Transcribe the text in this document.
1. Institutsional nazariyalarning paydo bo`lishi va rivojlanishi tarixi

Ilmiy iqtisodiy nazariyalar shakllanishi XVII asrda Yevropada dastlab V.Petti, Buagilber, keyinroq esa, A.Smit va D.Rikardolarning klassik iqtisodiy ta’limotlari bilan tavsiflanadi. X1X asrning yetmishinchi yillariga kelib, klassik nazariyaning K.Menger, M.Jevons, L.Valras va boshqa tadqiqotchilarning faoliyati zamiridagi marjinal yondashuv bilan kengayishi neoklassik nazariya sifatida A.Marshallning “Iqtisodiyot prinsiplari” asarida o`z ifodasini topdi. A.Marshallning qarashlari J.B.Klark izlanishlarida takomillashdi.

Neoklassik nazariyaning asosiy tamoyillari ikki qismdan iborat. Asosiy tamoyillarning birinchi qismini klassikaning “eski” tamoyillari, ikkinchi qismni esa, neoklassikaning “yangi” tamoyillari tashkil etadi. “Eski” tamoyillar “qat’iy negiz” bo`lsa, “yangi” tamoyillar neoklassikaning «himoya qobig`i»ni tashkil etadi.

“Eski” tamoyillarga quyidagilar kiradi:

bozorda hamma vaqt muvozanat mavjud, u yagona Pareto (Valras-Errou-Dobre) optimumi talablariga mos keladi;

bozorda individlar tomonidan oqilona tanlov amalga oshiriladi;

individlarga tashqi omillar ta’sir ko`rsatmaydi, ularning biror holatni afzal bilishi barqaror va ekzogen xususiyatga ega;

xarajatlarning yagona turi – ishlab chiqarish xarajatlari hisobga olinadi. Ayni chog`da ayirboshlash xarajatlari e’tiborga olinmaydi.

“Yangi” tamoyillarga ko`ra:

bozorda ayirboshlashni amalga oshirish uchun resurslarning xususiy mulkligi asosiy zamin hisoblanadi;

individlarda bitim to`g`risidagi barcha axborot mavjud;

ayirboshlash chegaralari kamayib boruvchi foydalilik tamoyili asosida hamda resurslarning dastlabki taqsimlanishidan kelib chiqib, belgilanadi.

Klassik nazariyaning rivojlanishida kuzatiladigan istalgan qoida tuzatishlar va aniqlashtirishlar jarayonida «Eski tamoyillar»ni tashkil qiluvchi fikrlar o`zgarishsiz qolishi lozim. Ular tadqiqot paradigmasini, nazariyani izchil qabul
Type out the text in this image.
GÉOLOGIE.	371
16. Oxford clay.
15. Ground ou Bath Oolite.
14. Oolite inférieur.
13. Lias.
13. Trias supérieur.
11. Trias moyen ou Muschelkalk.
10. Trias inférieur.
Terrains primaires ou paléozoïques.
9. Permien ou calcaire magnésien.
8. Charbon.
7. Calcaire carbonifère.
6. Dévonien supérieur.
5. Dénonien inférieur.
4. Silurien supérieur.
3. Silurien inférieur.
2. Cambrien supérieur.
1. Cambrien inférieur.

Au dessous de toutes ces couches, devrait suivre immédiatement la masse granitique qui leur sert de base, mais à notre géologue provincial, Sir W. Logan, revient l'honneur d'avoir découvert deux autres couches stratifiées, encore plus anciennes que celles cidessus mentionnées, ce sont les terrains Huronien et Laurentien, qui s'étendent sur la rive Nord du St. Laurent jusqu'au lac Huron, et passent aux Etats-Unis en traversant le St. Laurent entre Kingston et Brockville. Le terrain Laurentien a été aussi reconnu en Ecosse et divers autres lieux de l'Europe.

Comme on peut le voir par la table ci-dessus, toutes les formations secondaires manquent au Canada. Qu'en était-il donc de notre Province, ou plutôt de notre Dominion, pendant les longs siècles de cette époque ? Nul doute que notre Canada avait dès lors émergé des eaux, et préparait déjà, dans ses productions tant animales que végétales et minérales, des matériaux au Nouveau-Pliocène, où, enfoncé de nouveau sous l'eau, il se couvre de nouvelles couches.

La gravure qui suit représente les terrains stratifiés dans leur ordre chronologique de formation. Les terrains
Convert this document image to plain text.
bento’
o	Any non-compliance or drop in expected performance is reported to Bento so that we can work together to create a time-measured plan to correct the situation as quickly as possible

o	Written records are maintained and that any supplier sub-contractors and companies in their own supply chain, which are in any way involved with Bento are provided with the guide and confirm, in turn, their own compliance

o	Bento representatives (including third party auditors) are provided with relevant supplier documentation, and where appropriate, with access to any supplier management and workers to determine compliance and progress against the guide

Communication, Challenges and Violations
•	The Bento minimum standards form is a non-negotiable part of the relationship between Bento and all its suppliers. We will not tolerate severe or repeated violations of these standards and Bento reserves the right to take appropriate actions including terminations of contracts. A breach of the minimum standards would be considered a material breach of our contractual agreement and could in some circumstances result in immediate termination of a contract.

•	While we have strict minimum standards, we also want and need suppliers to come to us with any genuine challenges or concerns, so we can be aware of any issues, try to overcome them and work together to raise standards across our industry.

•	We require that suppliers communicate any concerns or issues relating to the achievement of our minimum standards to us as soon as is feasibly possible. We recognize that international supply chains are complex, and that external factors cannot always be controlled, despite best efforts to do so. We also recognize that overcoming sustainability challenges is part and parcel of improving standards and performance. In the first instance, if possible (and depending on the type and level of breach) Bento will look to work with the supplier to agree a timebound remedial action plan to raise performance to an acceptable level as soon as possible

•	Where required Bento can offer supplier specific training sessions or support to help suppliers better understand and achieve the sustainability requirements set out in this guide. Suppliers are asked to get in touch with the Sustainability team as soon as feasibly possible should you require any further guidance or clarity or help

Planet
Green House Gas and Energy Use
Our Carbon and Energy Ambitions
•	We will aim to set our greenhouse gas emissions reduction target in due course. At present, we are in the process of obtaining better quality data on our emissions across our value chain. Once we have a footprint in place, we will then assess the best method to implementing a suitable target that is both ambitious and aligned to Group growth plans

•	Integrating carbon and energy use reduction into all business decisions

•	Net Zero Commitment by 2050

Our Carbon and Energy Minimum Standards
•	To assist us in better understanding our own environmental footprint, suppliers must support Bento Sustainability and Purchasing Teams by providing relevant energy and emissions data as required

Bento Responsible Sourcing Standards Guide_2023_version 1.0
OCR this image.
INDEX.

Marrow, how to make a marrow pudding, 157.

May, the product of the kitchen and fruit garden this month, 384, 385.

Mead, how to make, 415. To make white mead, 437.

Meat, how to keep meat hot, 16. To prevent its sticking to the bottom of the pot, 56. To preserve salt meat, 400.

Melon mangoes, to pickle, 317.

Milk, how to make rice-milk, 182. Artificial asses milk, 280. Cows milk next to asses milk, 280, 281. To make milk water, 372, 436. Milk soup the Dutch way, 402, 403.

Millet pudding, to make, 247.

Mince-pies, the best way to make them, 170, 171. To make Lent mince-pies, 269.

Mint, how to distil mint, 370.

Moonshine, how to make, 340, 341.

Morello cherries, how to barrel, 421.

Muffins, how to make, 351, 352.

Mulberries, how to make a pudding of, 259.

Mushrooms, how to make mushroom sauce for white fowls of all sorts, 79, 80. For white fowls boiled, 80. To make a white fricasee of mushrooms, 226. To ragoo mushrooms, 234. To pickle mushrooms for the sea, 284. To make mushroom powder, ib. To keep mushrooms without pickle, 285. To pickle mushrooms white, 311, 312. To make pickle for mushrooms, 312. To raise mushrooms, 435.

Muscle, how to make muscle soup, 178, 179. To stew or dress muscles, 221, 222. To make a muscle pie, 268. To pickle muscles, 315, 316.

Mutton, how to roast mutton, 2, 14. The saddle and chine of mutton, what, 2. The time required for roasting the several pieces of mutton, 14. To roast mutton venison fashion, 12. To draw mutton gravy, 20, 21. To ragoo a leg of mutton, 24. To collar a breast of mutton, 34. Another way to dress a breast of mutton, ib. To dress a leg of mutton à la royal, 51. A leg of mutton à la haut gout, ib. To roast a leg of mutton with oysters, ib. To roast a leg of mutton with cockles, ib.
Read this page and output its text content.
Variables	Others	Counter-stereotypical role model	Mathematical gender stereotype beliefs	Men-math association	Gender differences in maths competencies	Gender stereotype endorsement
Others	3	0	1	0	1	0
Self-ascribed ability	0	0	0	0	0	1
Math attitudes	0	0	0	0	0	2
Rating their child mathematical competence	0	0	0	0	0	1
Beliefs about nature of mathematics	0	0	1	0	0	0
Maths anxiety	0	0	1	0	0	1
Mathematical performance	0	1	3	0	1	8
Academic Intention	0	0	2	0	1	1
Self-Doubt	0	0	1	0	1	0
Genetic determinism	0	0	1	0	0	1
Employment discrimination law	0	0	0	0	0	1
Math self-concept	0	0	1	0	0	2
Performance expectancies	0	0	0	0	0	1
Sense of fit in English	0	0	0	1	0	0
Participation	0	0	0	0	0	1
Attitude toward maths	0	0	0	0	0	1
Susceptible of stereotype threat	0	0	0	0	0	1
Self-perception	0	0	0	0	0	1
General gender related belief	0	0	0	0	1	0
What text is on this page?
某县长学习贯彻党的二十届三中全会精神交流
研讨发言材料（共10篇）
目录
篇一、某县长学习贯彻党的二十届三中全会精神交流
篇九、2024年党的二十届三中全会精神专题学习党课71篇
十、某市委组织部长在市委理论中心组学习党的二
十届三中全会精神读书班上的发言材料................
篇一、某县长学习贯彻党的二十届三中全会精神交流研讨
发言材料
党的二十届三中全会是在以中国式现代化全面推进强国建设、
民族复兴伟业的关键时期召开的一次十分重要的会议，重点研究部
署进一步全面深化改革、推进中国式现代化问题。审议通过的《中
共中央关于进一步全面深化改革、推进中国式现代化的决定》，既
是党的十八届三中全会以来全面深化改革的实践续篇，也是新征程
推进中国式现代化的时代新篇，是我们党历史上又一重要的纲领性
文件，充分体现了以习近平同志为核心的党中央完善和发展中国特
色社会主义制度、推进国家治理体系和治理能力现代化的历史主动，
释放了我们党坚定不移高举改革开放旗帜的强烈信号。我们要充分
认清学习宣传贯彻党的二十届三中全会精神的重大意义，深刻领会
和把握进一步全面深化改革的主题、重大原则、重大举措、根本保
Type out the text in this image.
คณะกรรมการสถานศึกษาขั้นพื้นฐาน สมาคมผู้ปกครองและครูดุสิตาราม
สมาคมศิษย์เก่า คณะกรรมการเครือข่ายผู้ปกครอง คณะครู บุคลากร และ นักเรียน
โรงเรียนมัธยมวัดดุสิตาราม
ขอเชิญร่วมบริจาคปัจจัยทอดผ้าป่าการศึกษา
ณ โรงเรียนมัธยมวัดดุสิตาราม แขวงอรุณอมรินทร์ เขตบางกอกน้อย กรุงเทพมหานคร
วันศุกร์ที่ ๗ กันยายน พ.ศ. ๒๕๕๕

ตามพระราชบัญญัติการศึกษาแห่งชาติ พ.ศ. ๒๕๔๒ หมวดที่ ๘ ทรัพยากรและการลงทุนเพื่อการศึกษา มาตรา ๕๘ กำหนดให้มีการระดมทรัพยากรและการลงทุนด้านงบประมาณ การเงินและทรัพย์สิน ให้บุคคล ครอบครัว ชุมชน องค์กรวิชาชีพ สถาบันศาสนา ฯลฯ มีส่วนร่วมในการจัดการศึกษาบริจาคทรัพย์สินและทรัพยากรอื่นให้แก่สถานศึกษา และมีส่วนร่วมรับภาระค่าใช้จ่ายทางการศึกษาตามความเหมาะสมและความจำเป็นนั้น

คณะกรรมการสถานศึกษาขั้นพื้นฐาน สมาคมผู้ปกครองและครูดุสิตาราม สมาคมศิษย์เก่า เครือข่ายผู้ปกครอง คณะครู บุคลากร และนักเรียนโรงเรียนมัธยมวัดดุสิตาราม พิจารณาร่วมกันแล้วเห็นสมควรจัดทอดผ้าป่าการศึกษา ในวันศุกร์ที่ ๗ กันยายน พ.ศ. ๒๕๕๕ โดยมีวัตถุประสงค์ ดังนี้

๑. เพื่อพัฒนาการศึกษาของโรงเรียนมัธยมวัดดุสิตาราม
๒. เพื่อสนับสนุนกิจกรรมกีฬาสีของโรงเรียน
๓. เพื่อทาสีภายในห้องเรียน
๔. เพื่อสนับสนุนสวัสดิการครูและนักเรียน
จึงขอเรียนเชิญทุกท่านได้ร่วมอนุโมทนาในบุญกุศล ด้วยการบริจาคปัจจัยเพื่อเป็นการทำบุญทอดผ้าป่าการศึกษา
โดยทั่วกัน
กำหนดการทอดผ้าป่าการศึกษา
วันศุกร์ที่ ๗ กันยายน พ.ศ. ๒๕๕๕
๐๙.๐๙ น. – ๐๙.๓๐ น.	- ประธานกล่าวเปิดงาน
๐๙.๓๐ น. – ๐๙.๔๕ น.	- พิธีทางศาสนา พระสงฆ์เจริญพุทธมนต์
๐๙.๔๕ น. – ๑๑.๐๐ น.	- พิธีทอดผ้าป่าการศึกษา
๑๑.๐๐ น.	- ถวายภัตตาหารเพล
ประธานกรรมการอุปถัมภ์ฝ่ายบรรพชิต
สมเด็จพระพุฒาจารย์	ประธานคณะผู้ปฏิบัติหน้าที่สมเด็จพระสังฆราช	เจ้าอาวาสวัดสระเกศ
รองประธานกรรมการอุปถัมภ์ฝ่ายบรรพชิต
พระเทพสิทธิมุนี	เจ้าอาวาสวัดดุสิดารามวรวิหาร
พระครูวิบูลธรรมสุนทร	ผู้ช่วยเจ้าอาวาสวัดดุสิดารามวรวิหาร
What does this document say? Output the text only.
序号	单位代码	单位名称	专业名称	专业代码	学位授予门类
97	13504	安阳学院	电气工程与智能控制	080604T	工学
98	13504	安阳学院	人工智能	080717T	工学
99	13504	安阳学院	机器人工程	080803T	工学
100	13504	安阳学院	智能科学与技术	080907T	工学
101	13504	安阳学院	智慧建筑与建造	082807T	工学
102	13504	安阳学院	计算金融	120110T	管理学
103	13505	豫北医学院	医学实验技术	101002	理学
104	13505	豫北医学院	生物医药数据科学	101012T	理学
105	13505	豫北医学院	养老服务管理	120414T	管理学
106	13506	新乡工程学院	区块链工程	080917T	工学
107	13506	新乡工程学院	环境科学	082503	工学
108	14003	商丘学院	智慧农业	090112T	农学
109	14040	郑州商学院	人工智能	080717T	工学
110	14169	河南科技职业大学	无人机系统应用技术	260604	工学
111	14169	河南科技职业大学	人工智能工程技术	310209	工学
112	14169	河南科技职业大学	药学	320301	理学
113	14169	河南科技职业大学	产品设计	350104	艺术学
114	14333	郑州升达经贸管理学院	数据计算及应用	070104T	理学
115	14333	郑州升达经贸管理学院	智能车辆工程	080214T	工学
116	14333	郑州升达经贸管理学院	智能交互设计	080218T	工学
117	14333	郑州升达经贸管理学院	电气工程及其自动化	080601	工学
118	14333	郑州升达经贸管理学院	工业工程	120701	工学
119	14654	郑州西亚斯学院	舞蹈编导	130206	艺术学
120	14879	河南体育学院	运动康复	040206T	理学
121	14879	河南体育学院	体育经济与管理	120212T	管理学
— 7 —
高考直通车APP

● Written problem
Identify and copy the lines holding the word "leur".

● The output
Au dessous de toutes ces couches, devrait suivre immédiatement la masse granitique qui leur sert de base, mais à notre géologue provincial, Sir W. Logan, revient l'honneur d'avoir découvert deux autres couches stratifiées, encore plus anciennes que celles cidessus mentionnées, ce sont les terrains Huronien et Laurentien, qui s'étendent sur la rive Nord du St. Laurent jusqu'au lac Huron, et passent aux Etats-Unis en traversant le St. Laurent entre Kingston et Brockville. Le terrain Laurentien a été aussi reconnu en Ecosse et divers autres lieux de l'Europe.
La gravure qui suit représente les terrains stratifiés dans leur ordre chronologique de formation. Les terrains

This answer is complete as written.